(Saved entries)
========================

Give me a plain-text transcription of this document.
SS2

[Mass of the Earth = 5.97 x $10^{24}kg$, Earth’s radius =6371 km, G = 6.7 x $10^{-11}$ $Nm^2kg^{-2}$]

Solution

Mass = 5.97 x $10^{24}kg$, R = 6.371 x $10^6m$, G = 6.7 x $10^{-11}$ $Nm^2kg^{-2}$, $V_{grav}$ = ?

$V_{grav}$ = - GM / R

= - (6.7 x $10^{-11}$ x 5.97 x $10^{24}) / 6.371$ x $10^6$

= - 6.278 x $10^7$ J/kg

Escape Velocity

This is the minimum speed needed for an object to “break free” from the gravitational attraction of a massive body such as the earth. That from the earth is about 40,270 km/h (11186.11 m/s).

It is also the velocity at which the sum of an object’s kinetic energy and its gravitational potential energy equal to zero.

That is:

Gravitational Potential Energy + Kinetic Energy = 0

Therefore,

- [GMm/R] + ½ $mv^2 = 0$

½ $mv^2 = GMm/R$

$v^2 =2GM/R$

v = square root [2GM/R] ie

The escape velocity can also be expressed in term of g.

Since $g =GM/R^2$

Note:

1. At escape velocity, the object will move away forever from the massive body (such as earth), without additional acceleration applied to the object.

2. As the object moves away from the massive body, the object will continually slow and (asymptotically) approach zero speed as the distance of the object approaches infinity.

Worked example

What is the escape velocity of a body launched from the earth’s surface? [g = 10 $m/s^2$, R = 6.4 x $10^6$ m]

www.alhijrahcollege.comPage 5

========================

§ Task directions
Determine how many lines of the listing above include the word "speed", and report that number only.

§ Task solution
2